--- start INFORMATION PROVIDED ---

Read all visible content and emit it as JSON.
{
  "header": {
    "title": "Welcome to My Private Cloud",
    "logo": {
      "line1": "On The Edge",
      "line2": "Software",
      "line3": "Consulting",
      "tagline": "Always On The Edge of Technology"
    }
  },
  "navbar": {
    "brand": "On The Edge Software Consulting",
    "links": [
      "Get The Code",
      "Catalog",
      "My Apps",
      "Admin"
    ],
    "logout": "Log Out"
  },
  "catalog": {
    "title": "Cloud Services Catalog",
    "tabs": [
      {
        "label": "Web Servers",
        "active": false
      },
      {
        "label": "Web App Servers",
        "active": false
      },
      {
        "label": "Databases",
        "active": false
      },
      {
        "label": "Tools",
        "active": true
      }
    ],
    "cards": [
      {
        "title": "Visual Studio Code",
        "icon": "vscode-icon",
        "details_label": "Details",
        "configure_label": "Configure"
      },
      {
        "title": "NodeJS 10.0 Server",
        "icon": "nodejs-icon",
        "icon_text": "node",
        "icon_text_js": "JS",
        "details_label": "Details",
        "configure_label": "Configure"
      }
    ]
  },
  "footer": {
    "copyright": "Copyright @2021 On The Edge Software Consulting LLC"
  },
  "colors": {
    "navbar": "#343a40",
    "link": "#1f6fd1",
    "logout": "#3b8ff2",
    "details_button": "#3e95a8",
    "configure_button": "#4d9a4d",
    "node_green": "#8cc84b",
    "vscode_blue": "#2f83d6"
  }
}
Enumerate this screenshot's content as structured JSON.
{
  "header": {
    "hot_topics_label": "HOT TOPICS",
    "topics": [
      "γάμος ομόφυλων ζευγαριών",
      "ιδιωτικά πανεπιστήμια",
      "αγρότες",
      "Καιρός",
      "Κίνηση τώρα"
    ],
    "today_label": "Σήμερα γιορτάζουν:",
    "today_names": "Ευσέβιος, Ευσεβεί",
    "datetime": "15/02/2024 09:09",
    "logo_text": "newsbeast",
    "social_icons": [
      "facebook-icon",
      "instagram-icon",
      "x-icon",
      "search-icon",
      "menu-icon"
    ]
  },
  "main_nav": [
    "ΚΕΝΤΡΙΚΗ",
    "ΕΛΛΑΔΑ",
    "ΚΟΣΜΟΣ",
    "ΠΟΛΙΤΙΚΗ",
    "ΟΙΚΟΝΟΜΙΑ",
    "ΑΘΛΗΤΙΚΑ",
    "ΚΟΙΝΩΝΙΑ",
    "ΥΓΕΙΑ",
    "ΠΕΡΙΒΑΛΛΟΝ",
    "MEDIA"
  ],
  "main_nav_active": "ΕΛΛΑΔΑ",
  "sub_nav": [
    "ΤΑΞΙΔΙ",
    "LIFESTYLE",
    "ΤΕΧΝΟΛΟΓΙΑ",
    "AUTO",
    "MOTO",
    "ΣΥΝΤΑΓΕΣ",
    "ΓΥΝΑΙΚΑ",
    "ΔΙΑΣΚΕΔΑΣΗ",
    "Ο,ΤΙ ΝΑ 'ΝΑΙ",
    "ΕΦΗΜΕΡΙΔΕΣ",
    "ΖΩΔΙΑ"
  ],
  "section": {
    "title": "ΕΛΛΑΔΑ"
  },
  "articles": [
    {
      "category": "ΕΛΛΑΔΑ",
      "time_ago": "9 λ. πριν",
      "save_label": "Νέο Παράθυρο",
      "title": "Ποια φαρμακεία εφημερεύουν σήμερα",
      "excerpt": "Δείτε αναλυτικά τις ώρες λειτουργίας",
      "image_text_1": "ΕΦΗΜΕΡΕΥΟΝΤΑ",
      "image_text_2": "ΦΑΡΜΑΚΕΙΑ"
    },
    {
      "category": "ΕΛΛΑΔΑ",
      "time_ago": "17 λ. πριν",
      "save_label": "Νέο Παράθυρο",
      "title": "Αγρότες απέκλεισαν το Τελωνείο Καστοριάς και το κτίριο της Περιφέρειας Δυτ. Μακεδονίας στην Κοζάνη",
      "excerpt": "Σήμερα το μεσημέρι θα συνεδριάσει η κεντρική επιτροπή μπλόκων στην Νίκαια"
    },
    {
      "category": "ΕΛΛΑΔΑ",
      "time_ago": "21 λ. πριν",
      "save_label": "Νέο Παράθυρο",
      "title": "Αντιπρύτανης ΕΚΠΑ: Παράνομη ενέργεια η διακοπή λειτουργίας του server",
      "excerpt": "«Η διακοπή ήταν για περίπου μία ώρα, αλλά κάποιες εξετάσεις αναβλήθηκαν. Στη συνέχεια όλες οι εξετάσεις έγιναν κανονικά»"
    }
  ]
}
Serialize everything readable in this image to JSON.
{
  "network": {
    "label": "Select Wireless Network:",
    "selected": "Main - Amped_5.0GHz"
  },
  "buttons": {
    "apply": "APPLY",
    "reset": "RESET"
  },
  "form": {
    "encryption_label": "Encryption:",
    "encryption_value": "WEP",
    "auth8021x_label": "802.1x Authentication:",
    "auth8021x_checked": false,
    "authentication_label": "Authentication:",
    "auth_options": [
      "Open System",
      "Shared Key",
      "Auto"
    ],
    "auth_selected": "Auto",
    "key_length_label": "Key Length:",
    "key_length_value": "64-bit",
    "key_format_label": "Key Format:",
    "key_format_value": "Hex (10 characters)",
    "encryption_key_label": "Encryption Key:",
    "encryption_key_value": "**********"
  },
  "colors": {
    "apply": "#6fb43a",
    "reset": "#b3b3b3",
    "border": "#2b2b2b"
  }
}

--- end INFORMATION PROVIDED ---

- _EXERCISE PROMPT_
Write out the data exactly as it stands.

- _COMPLETE OUTPUT_
Read all visible content and emit it as JSON.
{
  "header": {
    "title": "Welcome to My Private Cloud",
    "logo": {
      "line1": "On The Edge",
      "line2": "Software",
      "line3": "Consulting",
      "tagline": "Always On The Edge of Technology"
    }
  },
  "navbar": {
    "brand": "On The Edge Software Consulting",
    "links": [
      "Get The Code",
      "Catalog",
      "My Apps",
      "Admin"
    ],
    "logout": "Log Out"
  },
  "catalog": {
    "title": "Cloud Services Catalog",
    "tabs": [
      {
        "label": "Web Servers",
        "active": false
      },
      {
        "label": "Web App Servers",
        "active": false
      },
      {
        "label": "Databases",
        "active": false
      },
      {
        "label": "Tools",
        "active": true
      }
    ],
    "cards": [
      {
        "title": "Visual Studio Code",
        "icon": "vscode-icon",
        "details_label": "Details",
        "configure_label": "Configure"
      },
      {
        "title": "NodeJS 10.0 Server",
        "icon": "nodejs-icon",
        "icon_text": "node",
        "icon_text_js": "JS",
        "details_label": "Details",
        "configure_label": "Configure"
      }
    ]
  },
  "footer": {
    "copyright": "Copyright @2021 On The Edge Software Consulting LLC"
  },
  "colors": {
    "navbar": "#343a40",
    "link": "#1f6fd1",
    "logout": "#3b8ff2",
    "details_button": "#3e95a8",
    "configure_button": "#4d9a4d",
    "node_green": "#8cc84b",
    "vscode_blue": "#2f83d6"
  }
}
Enumerate this screenshot's content as structured JSON.
{
  "header": {
    "hot_topics_label": "HOT TOPICS",
    "topics": [
      "γάμος ομόφυλων ζευγαριών",
      "ιδιωτικά πανεπιστήμια",
      "αγρότες",
      "Καιρός",
      "Κίνηση τώρα"
    ],
    "today_label": "Σήμερα γιορτάζουν:",
    "today_names": "Ευσέβιος, Ευσεβεί",
    "datetime": "15/02/2024 09:09",
    "logo_text": "newsbeast",
    "social_icons": [
      "facebook-icon",
      "instagram-icon",
      "x-icon",
      "search-icon",
      "menu-icon"
    ]
  },
  "main_nav": [
    "ΚΕΝΤΡΙΚΗ",
    "ΕΛΛΑΔΑ",
    "ΚΟΣΜΟΣ",
    "ΠΟΛΙΤΙΚΗ",
    "ΟΙΚΟΝΟΜΙΑ",
    "ΑΘΛΗΤΙΚΑ",
    "ΚΟΙΝΩΝΙΑ",
    "ΥΓΕΙΑ",
    "ΠΕΡΙΒΑΛΛΟΝ",
    "MEDIA"
  ],
  "main_nav_active": "ΕΛΛΑΔΑ",
  "sub_nav": [
    "ΤΑΞΙΔΙ",
    "LIFESTYLE",
    "ΤΕΧΝΟΛΟΓΙΑ",
    "AUTO",
    "MOTO",
    "ΣΥΝΤΑΓΕΣ",
    "ΓΥΝΑΙΚΑ",
    "ΔΙΑΣΚΕΔΑΣΗ",
    "Ο,ΤΙ ΝΑ 'ΝΑΙ",
    "ΕΦΗΜΕΡΙΔΕΣ",
    "ΖΩΔΙΑ"
  ],
  "section": {
    "title": "ΕΛΛΑΔΑ"
  },
  "articles": [
    {
      "category": "ΕΛΛΑΔΑ",
      "time_ago": "9 λ. πριν",
      "save_label": "Νέο Παράθυρο",
      "title": "Ποια φαρμακεία εφημερεύουν σήμερα",
      "excerpt": "Δείτε αναλυτικά τις ώρες λειτουργίας",
      "image_text_1": "ΕΦΗΜΕΡΕΥΟΝΤΑ",
      "image_text_2": "ΦΑΡΜΑΚΕΙΑ"
    },
    {
      "category": "ΕΛΛΑΔΑ",
      "time_ago": "17 λ. πριν",
      "save_label": "Νέο Παράθυρο",
      "title": "Αγρότες απέκλεισαν το Τελωνείο Καστοριάς και το κτίριο της Περιφέρειας Δυτ. Μακεδονίας στην Κοζάνη",
      "excerpt": "Σήμερα το μεσημέρι θα συνεδριάσει η κεντρική επιτροπή μπλόκων στην Νίκαια"
    },
    {
      "category": "ΕΛΛΑΔΑ",
      "time_ago": "21 λ. πριν",
      "save_label": "Νέο Παράθυρο",
      "title": "Αντιπρύτανης ΕΚΠΑ: Παράνομη ενέργεια η διακοπή λειτουργίας του server",
      "excerpt": "«Η διακοπή ήταν για περίπου μία ώρα, αλλά κάποιες εξετάσεις αναβλήθηκαν. Στη συνέχεια όλες οι εξετάσεις έγιναν κανονικά»"
    }
  ]
}
Serialize everything readable in this image to JSON.
{
  "network": {
    "label": "Select Wireless Network:",
    "selected": "Main - Amped_5.0GHz"
  },
  "buttons": {
    "apply": "APPLY",
    "reset": "RESET"
  },
  "form": {
    "encryption_label": "Encryption:",
    "encryption_value": "WEP",
    "auth8021x_label": "802.1x Authentication:",
    "auth8021x_checked": false,
    "authentication_label": "Authentication:",
    "auth_options": [
      "Open System",
      "Shared Key",
      "Auto"
    ],
    "auth_selected": "Auto",
    "key_length_label": "Key Length:",
    "key_length_value": "64-bit",
    "key_format_label": "Key Format:",
    "key_format_value": "Hex (10 characters)",
    "encryption_key_label": "Encryption Key:",
    "encryption_key_value": "**********"
  },
  "colors": {
    "apply": "#6fb43a",
    "reset": "#b3b3b3",
    "border": "#2b2b2b"
  }
}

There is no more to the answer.